OBJECTIVE:
Write out every record below exactly as it appears.
— BEGIN SUPPLIED ENTRIES —
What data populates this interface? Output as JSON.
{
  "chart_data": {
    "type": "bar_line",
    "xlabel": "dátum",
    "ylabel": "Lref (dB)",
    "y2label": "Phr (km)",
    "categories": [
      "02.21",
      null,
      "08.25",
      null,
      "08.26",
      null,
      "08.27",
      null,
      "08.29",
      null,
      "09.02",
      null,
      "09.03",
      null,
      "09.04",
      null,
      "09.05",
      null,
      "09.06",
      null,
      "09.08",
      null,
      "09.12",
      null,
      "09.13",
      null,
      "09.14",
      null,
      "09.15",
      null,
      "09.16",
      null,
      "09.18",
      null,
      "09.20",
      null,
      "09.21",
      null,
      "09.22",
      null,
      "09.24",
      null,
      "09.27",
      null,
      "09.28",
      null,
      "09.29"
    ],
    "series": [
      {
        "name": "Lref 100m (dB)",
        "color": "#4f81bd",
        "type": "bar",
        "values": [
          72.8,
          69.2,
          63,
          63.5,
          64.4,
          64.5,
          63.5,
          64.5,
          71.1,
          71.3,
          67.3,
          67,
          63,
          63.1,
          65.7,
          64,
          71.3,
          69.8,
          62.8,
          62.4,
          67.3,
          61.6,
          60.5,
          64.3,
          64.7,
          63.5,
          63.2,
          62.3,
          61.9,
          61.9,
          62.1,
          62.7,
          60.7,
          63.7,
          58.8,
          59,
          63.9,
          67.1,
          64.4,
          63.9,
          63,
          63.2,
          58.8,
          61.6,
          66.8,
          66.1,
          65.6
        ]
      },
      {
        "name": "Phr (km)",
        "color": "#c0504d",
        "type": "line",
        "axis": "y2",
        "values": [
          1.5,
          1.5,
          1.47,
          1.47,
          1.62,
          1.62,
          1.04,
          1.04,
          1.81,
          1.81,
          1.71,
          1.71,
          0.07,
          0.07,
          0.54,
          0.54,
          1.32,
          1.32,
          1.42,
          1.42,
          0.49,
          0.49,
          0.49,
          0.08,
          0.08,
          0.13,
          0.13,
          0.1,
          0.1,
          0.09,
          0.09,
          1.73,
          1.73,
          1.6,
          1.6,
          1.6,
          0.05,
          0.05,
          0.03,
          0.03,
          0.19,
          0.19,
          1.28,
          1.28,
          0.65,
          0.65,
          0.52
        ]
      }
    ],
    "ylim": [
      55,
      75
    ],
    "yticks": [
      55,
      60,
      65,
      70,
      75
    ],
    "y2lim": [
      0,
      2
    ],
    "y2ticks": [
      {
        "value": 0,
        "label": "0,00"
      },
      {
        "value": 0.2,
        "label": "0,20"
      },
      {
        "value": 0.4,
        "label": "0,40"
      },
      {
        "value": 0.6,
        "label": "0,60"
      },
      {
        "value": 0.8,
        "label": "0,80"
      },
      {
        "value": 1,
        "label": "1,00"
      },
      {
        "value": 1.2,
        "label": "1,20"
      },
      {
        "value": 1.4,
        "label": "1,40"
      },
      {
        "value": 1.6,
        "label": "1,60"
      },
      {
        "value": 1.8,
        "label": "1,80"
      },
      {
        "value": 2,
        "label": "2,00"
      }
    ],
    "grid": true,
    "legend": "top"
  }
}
— END SUPPLIED ENTRIES —
CORRECT RESULT:
What data populates this interface? Output as JSON.
{
  "chart_data": {
    "type": "bar_line",
    "xlabel": "dátum",
    "ylabel": "Lref (dB)",
    "y2label": "Phr (km)",
    "categories": [
      "02.21",
      null,
      "08.25",
      null,
      "08.26",
      null,
      "08.27",
      null,
      "08.29",
      null,
      "09.02",
      null,
      "09.03",
      null,
      "09.04",
      null,
      "09.05",
      null,
      "09.06",
      null,
      "09.08",
      null,
      "09.12",
      null,
      "09.13",
      null,
      "09.14",
      null,
      "09.15",
      null,
      "09.16",
      null,
      "09.18",
      null,
      "09.20",
      null,
      "09.21",
      null,
      "09.22",
      null,
      "09.24",
      null,
      "09.27",
      null,
      "09.28",
      null,
      "09.29"
    ],
    "series": [
      {
        "name": "Lref 100m (dB)",
        "color": "#4f81bd",
        "type": "bar",
        "values": [
          72.8,
          69.2,
          63,
          63.5,
          64.4,
          64.5,
          63.5,
          64.5,
          71.1,
          71.3,
          67.3,
          67,
          63,
          63.1,
          65.7,
          64,
          71.3,
          69.8,
          62.8,
          62.4,
          67.3,
          61.6,
          60.5,
          64.3,
          64.7,
          63.5,
          63.2,
          62.3,
          61.9,
          61.9,
          62.1,
          62.7,
          60.7,
          63.7,
          58.8,
          59,
          63.9,
          67.1,
          64.4,
          63.9,
          63,
          63.2,
          58.8,
          61.6,
          66.8,
          66.1,
          65.6
        ]
      },
      {
        "name": "Phr (km)",
        "color": "#c0504d",
        "type": "line",
        "axis": "y2",
        "values": [
          1.5,
          1.5,
          1.47,
          1.47,
          1.62,
          1.62,
          1.04,
          1.04,
          1.81,
          1.81,
          1.71,
          1.71,
          0.07,
          0.07,
          0.54,
          0.54,
          1.32,
          1.32,
          1.42,
          1.42,
          0.49,
          0.49,
          0.49,
          0.08,
          0.08,
          0.13,
          0.13,
          0.1,
          0.1,
          0.09,
          0.09,
          1.73,
          1.73,
          1.6,
          1.6,
          1.6,
          0.05,
          0.05,
          0.03,
          0.03,
          0.19,
          0.19,
          1.28,
          1.28,
          0.65,
          0.65,
          0.52
        ]
      }
    ],
    "ylim": [
      55,
      75
    ],
    "yticks": [
      55,
      60,
      65,
      70,
      75
    ],
    "y2lim": [
      0,
      2
    ],
    "y2ticks": [
      {
        "value": 0,
        "label": "0,00"
      },
      {
        "value": 0.2,
        "label": "0,20"
      },
      {
        "value": 0.4,
        "label": "0,40"
      },
      {
        "value": 0.6,
        "label": "0,60"
      },
      {
        "value": 0.8,
        "label": "0,80"
      },
      {
        "value": 1,
        "label": "1,00"
      },
      {
        "value": 1.2,
        "label": "1,20"
      },
      {
        "value": 1.4,
        "label": "1,40"
      },
      {
        "value": 1.6,
        "label": "1,60"
      },
      {
        "value": 1.8,
        "label": "1,80"
      },
      {
        "value": 2,
        "label": "2,00"
      }
    ],
    "grid": true,
    "legend": "top"
  }
}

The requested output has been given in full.